### YOUR GOAL
All entries are to be given again verbatim.

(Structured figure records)
====================

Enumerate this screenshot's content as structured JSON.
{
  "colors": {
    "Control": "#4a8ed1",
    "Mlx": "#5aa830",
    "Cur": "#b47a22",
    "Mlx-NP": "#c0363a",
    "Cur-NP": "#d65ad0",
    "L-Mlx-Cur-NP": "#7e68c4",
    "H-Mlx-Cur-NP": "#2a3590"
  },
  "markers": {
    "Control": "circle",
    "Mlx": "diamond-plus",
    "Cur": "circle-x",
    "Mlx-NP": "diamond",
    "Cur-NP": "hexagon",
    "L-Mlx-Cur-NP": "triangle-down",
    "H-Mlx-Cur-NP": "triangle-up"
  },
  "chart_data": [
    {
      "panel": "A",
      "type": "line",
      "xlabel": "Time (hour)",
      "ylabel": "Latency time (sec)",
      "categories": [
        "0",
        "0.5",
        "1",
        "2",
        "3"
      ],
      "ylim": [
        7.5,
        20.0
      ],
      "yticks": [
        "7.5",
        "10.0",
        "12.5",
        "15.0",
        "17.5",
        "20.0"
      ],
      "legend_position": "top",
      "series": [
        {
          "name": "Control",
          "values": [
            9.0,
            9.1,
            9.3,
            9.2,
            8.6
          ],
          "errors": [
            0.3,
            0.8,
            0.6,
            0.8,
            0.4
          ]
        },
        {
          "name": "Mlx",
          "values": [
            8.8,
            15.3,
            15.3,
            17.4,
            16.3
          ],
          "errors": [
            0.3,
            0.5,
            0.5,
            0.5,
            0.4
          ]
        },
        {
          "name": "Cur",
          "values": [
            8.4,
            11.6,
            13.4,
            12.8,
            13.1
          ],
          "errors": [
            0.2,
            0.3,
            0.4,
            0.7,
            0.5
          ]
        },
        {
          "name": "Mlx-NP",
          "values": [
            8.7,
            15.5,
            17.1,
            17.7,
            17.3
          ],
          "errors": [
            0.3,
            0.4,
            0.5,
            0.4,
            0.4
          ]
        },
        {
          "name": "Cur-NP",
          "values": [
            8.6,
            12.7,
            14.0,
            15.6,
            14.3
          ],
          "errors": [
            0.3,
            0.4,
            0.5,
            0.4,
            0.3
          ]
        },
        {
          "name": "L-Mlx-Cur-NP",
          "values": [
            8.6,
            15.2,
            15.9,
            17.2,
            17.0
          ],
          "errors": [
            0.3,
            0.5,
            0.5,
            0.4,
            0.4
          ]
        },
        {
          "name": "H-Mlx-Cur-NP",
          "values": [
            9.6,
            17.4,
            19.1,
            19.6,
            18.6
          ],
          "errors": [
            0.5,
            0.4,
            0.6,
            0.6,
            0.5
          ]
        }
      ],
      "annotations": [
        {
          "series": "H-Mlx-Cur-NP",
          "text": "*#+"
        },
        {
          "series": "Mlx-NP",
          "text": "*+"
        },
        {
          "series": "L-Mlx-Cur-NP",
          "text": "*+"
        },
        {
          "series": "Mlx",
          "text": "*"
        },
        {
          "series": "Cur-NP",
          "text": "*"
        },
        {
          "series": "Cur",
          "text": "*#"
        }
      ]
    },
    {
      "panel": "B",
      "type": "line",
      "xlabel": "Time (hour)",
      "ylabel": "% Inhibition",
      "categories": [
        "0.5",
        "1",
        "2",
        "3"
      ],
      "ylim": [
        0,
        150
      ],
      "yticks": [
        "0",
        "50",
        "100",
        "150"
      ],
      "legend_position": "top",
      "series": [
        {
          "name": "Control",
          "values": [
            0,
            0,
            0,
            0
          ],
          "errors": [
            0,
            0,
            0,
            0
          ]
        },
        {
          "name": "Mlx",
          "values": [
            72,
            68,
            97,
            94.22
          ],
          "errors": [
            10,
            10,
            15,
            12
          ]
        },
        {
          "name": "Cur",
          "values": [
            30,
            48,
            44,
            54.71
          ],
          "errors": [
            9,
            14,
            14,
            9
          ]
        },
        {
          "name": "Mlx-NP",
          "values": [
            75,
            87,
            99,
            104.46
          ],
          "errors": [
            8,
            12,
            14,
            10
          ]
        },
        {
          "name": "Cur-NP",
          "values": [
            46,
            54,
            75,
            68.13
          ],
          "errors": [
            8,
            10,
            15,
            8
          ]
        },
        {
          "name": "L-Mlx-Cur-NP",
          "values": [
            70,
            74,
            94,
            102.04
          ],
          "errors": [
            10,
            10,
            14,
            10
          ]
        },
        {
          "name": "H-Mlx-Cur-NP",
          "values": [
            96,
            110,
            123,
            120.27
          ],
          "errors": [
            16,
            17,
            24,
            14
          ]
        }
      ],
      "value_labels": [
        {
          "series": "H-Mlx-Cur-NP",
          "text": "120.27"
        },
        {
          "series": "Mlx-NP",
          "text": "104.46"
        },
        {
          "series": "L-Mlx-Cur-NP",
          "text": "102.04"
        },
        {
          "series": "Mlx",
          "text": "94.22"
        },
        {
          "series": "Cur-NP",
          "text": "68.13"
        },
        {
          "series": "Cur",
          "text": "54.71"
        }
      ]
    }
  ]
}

====================

### EXPECTED OUTPUT
Enumerate this screenshot's content as structured JSON.
{
  "colors": {
    "Control": "#4a8ed1",
    "Mlx": "#5aa830",
    "Cur": "#b47a22",
    "Mlx-NP": "#c0363a",
    "Cur-NP": "#d65ad0",
    "L-Mlx-Cur-NP": "#7e68c4",
    "H-Mlx-Cur-NP": "#2a3590"
  },
  "markers": {
    "Control": "circle",
    "Mlx": "diamond-plus",
    "Cur": "circle-x",
    "Mlx-NP": "diamond",
    "Cur-NP": "hexagon",
    "L-Mlx-Cur-NP": "triangle-down",
    "H-Mlx-Cur-NP": "triangle-up"
  },
  "chart_data": [
    {
      "panel": "A",
      "type": "line",
      "xlabel": "Time (hour)",
      "ylabel": "Latency time (sec)",
      "categories": [
        "0",
        "0.5",
        "1",
        "2",
        "3"
      ],
      "ylim": [
        7.5,
        20.0
      ],
      "yticks": [
        "7.5",
        "10.0",
        "12.5",
        "15.0",
        "17.5",
        "20.0"
      ],
      "legend_position": "top",
      "series": [
        {
          "name": "Control",
          "values": [
            9.0,
            9.1,
            9.3,
            9.2,
            8.6
          ],
          "errors": [
            0.3,
            0.8,
            0.6,
            0.8,
            0.4
          ]
        },
        {
          "name": "Mlx",
          "values": [
            8.8,
            15.3,
            15.3,
            17.4,
            16.3
          ],
          "errors": [
            0.3,
            0.5,
            0.5,
            0.5,
            0.4
          ]
        },
        {
          "name": "Cur",
          "values": [
            8.4,
            11.6,
            13.4,
            12.8,
            13.1
          ],
          "errors": [
            0.2,
            0.3,
            0.4,
            0.7,
            0.5
          ]
        },
        {
          "name": "Mlx-NP",
          "values": [
            8.7,
            15.5,
            17.1,
            17.7,
            17.3
          ],
          "errors": [
            0.3,
            0.4,
            0.5,
            0.4,
            0.4
          ]
        },
        {
          "name": "Cur-NP",
          "values": [
            8.6,
            12.7,
            14.0,
            15.6,
            14.3
          ],
          "errors": [
            0.3,
            0.4,
            0.5,
            0.4,
            0.3
          ]
        },
        {
          "name": "L-Mlx-Cur-NP",
          "values": [
            8.6,
            15.2,
            15.9,
            17.2,
            17.0
          ],
          "errors": [
            0.3,
            0.5,
            0.5,
            0.4,
            0.4
          ]
        },
        {
          "name": "H-Mlx-Cur-NP",
          "values": [
            9.6,
            17.4,
            19.1,
            19.6,
            18.6
          ],
          "errors": [
            0.5,
            0.4,
            0.6,
            0.6,
            0.5
          ]
        }
      ],
      "annotations": [
        {
          "series": "H-Mlx-Cur-NP",
          "text": "*#+"
        },
        {
          "series": "Mlx-NP",
          "text": "*+"
        },
        {
          "series": "L-Mlx-Cur-NP",
          "text": "*+"
        },
        {
          "series": "Mlx",
          "text": "*"
        },
        {
          "series": "Cur-NP",
          "text": "*"
        },
        {
          "series": "Cur",
          "text": "*#"
        }
      ]
    },
    {
      "panel": "B",
      "type": "line",
      "xlabel": "Time (hour)",
      "ylabel": "% Inhibition",
      "categories": [
        "0.5",
        "1",
        "2",
        "3"
      ],
      "ylim": [
        0,
        150
      ],
      "yticks": [
        "0",
        "50",
        "100",
        "150"
      ],
      "legend_position": "top",
      "series": [
        {
          "name": "Control",
          "values": [
            0,
            0,
            0,
            0
          ],
          "errors": [
            0,
            0,
            0,
            0
          ]
        },
        {
          "name": "Mlx",
          "values": [
            72,
            68,
            97,
            94.22
          ],
          "errors": [
            10,
            10,
            15,
            12
          ]
        },
        {
          "name": "Cur",
          "values": [
            30,
            48,
            44,
            54.71
          ],
          "errors": [
            9,
            14,
            14,
            9
          ]
        },
        {
          "name": "Mlx-NP",
          "values": [
            75,
            87,
            99,
            104.46
          ],
          "errors": [
            8,
            12,
            14,
            10
          ]
        },
        {
          "name": "Cur-NP",
          "values": [
            46,
            54,
            75,
            68.13
          ],
          "errors": [
            8,
            10,
            15,
            8
          ]
        },
        {
          "name": "L-Mlx-Cur-NP",
          "values": [
            70,
            74,
            94,
            102.04
          ],
          "errors": [
            10,
            10,
            14,
            10
          ]
        },
        {
          "name": "H-Mlx-Cur-NP",
          "values": [
            96,
            110,
            123,
            120.27
          ],
          "errors": [
            16,
            17,
            24,
            14
          ]
        }
      ],
      "value_labels": [
        {
          "series": "H-Mlx-Cur-NP",
          "text": "120.27"
        },
        {
          "series": "Mlx-NP",
          "text": "104.46"
        },
        {
          "series": "L-Mlx-Cur-NP",
          "text": "102.04"
        },
        {
          "series": "Mlx",
          "text": "94.22"
        },
        {
          "series": "Cur-NP",
          "text": "68.13"
        },
        {
          "series": "Cur",
          "text": "54.71"
        }
      ]
    }
  ]
}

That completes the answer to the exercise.